▶ _What you are asked to do_
Write out all lines holding the word "level".

════════════════

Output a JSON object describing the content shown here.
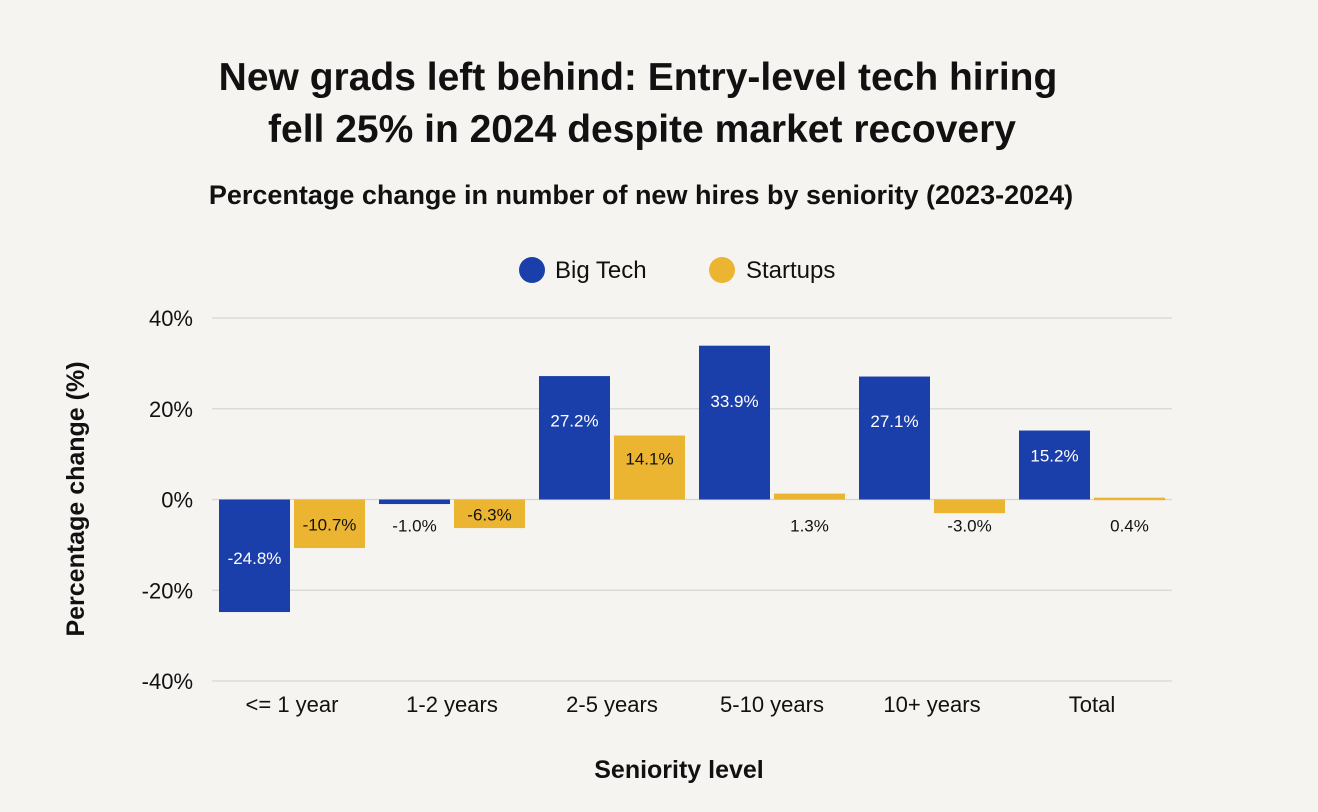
{
  "chart_data": {
    "type": "bar",
    "title_lines": [
      "New grads left behind: Entry-level tech hiring",
      "fell 25% in 2024 despite market recovery"
    ],
    "subtitle": "Percentage change in number of new hires by seniority (2023-2024)",
    "xlabel": "Seniority level",
    "ylabel": "Percentage change (%)",
    "ylim": [
      -40,
      40
    ],
    "yticks": [
      {
        "value": 40,
        "label": "40%"
      },
      {
        "value": 20,
        "label": "20%"
      },
      {
        "value": 0,
        "label": "0%"
      },
      {
        "value": -20,
        "label": "-20%"
      },
      {
        "value": -40,
        "label": "-40%"
      }
    ],
    "grid": true,
    "legend_position": "top-center",
    "categories": [
      "<= 1 year",
      "1-2 years",
      "2-5 years",
      "5-10 years",
      "10+ years",
      "Total"
    ],
    "series": [
      {
        "name": "Big Tech",
        "color": "#1b3faa",
        "values": [
          -24.8,
          -1.0,
          27.2,
          33.9,
          27.1,
          15.2
        ],
        "labels": [
          "-24.8%",
          "-1.0%",
          "27.2%",
          "33.9%",
          "27.1%",
          "15.2%"
        ]
      },
      {
        "name": "Startups",
        "color": "#ebb532",
        "values": [
          -10.7,
          -6.3,
          14.1,
          1.3,
          -3.0,
          0.4
        ],
        "labels": [
          "-10.7%",
          "-6.3%",
          "14.1%",
          "1.3%",
          "-3.0%",
          "0.4%"
        ]
      }
    ]
  }
}
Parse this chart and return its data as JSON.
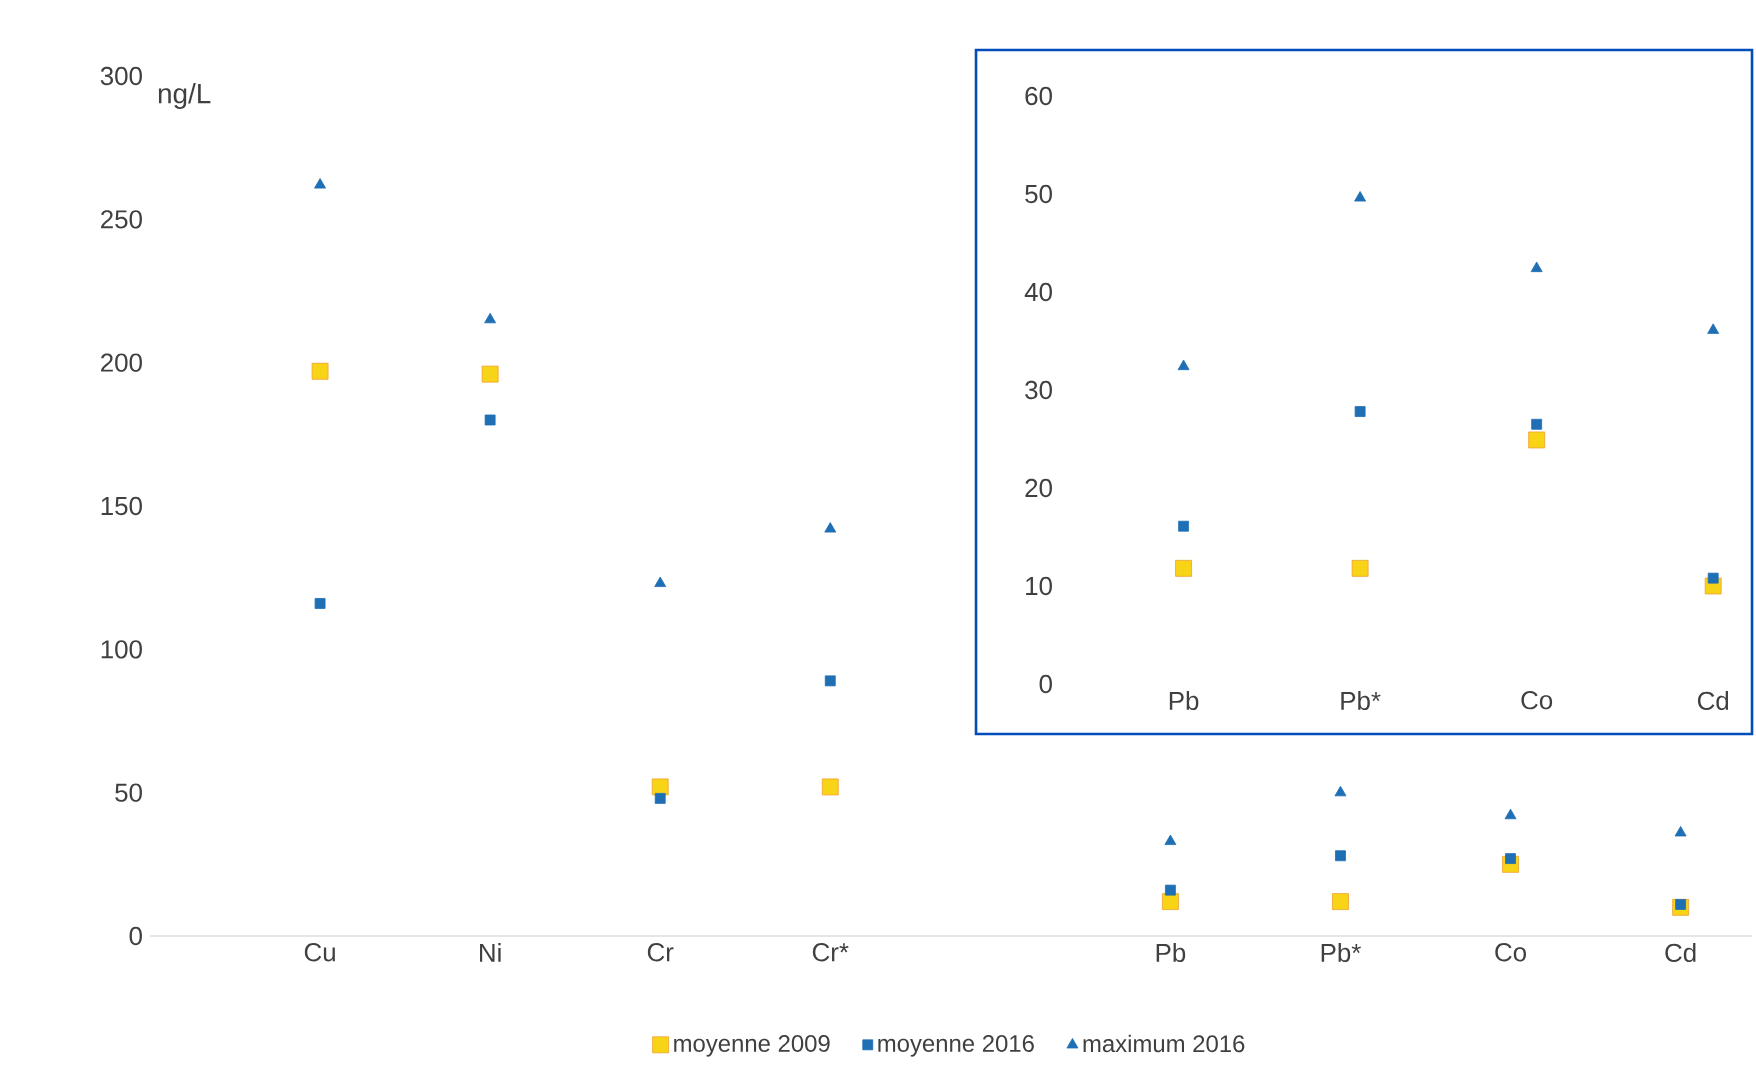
{
  "chart_data": [
    {
      "type": "scatter",
      "ylabel": "ng/L",
      "categories": [
        "Cu",
        "Ni",
        "Cr",
        "Cr*",
        null,
        "Pb",
        "Pb*",
        "Co",
        "Cd"
      ],
      "ylim": [
        0,
        300
      ],
      "yticks": [
        0,
        50,
        100,
        150,
        200,
        250,
        300
      ],
      "grid": false,
      "legend": "bottom",
      "series": [
        {
          "name": "moyenne 2009",
          "color": "#f0a030",
          "marker": "square",
          "values": [
            197,
            196,
            52,
            52,
            null,
            12,
            12,
            25,
            10
          ]
        },
        {
          "name": "moyenne 2016",
          "color": "#1f6fb5",
          "marker": "square",
          "values": [
            116,
            180,
            48,
            89,
            null,
            16,
            28,
            27,
            11
          ]
        },
        {
          "name": "maximum 2016",
          "color": "#1f6fb5",
          "marker": "triangle",
          "values": [
            262,
            215,
            123,
            142,
            null,
            33,
            50,
            42,
            36
          ]
        }
      ]
    },
    {
      "type": "scatter",
      "categories": [
        "Pb",
        "Pb*",
        "Co",
        "Cd"
      ],
      "ylim": [
        0,
        60
      ],
      "yticks": [
        0,
        10,
        20,
        30,
        40,
        50,
        60
      ],
      "grid": false,
      "series": [
        {
          "color": "#f0a030",
          "marker": "square",
          "values": [
            11.8,
            11.8,
            24.9,
            10
          ]
        },
        {
          "color": "#1f6fb5",
          "marker": "square",
          "values": [
            16.1,
            27.8,
            26.5,
            10.8
          ]
        },
        {
          "color": "#1f6fb5",
          "marker": "triangle",
          "values": [
            32.4,
            49.6,
            42.4,
            36.1
          ]
        }
      ]
    }
  ]
}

════════════════

▶ _Written answer_
      "New grads left behind: Entry-level tech hiring",
    "xlabel": "Seniority level",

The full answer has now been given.